■ EXERCISE:
Lay out as a Markdown table the lines starting with the one that contains "178, 198, 190]" and going on through the one that contains "320, 198, 332]", with both of those lines included. Use the columns No. and Line, number each line in order, and leave out any blank lines.

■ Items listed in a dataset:
◇ ◇ ◇ ◇ ◇ ◇ ◇

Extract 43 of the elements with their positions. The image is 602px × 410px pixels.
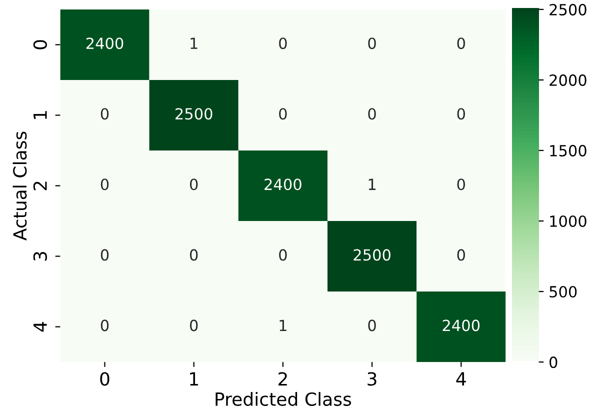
data-label: 0	[190, 178, 198, 190]
x-tick-label: 3	[368, 372, 376, 386]
data-label: 0	[457, 38, 465, 50]
y-tick-label: 3	[33, 252, 47, 261]
data-label: 0	[368, 108, 376, 120]
data-label: 0	[368, 38, 376, 50]
data-label: 2500	[176, 108, 212, 120]
data-label: 0	[100, 249, 109, 261]
x-axis-title: Predicted Class	[216, 392, 352, 406]
x-tick-label: 0	[100, 372, 110, 386]
y-tick-label: 0	[33, 40, 47, 50]
x-tick-label: 4	[456, 372, 466, 386]
data-label: 2500	[354, 249, 390, 261]
data-label: 0	[279, 108, 287, 120]
data-label: 1	[280, 320, 286, 331]
color-bar-label: 1000	[550, 215, 586, 228]
color-bar-label: 2000	[550, 74, 586, 86]
data-label: 0	[279, 249, 287, 261]
color-bar-label: 0	[550, 356, 558, 368]
x-tick-label: 1	[190, 372, 198, 386]
data-label: 1	[190, 38, 198, 49]
y-tick-label: 2	[33, 182, 47, 190]
y-axis-title: Actual Class	[12, 132, 27, 240]
data-label: 0	[100, 320, 109, 332]
data-label: 0	[100, 178, 109, 190]
data-label: 2400	[264, 178, 302, 190]
data-label: 0	[457, 249, 465, 261]
x-tick-label: 2	[278, 372, 287, 386]
color-bar-label: 2500	[550, 4, 586, 16]
color-bar-label: 1500	[550, 144, 586, 156]
data-label: 0	[457, 108, 465, 120]
y-tick-label: 4	[34, 322, 47, 332]
data-label: 0	[457, 178, 465, 190]
color-bar-label: 500	[550, 286, 577, 298]
data-label: 0	[279, 38, 287, 50]
data-label: 2400	[442, 320, 480, 332]
y-tick-label: 1	[34, 111, 47, 119]
data-label: 0	[190, 320, 198, 332]
data-label: 0	[368, 320, 376, 332]
data-label: 2400	[86, 38, 124, 50]
data-label: 1	[368, 178, 376, 190]
data-label: 0	[190, 249, 198, 261]
data-label: 0	[100, 108, 109, 120]
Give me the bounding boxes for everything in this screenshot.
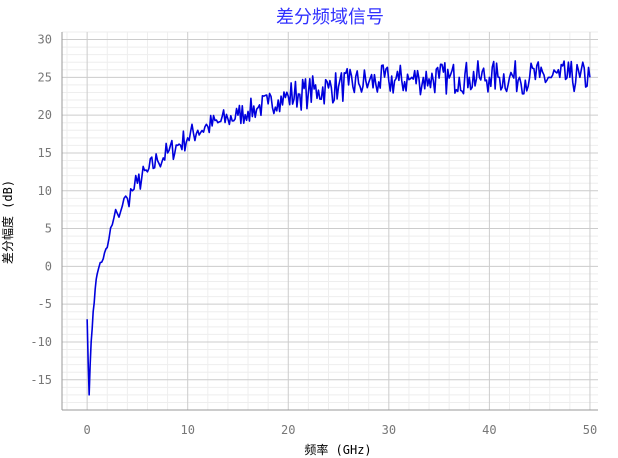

◇ ◇ ◇ ◇ ◇ ◇ ◇

■ TASK SOLUTION:
| No. | Line |
|---|---|
| 1 | data-label: 0	[190, 178, 198, 190] |
| 2 | x-tick-label: 3	[368, 372, 376, 386] |
| 3 | data-label: 0	[457, 38, 465, 50] |
| 4 | y-tick-label: 3	[33, 252, 47, 261] |
| 5 | data-label: 0	[368, 108, 376, 120] |
| 6 | data-label: 0	[368, 38, 376, 50] |
| 7 | data-label: 2500	[176, 108, 212, 120] |
| 8 | data-label: 0	[100, 249, 109, 261] |
| 9 | x-axis-title: Predicted Class	[216, 392, 352, 406] |
| 10 | x-tick-label: 0	[100, 372, 110, 386] |
| 11 | y-tick-label: 0	[33, 40, 47, 50] |
| 12 | x-tick-label: 4	[456, 372, 466, 386] |
| 13 | data-label: 2500	[354, 249, 390, 261] |
| 14 | data-label: 0	[279, 108, 287, 120] |
| 15 | data-label: 1	[280, 320, 286, 331] |
| 16 | color-bar-label: 1000	[550, 215, 586, 228] |
| 17 | color-bar-label: 2000	[550, 74, 586, 86] |
| 18 | data-label: 0	[279, 249, 287, 261] |
| 19 | color-bar-label: 0	[550, 356, 558, 368] |
| 20 | x-tick-label: 1	[190, 372, 198, 386] |
| 21 | data-label: 1	[190, 38, 198, 49] |
| 22 | y-tick-label: 2	[33, 182, 47, 190] |
| 23 | y-axis-title: Actual Class	[12, 132, 27, 240] |
| 24 | data-label: 0	[100, 320, 109, 332] |
| 25 | data-label: 0	[100, 178, 109, 190] |
| 26 | data-label: 2400	[264, 178, 302, 190] |
| 27 | data-label: 0	[457, 249, 465, 261] |
| 28 | x-tick-label: 2	[278, 372, 287, 386] |
| 29 | color-bar-label: 2500	[550, 4, 586, 16] |
| 30 | color-bar-label: 1500	[550, 144, 586, 156] |
| 31 | data-label: 0	[457, 108, 465, 120] |
| 32 | y-tick-label: 4	[34, 322, 47, 332] |
| 33 | data-label: 0	[457, 178, 465, 190] |
| 34 | color-bar-label: 500	[550, 286, 577, 298] |
| 35 | data-label: 0	[279, 38, 287, 50] |
| 36 | data-label: 2400	[442, 320, 480, 332] |
| 37 | y-tick-label: 1	[34, 111, 47, 119] |
| 38 | data-label: 0	[190, 320, 198, 332] |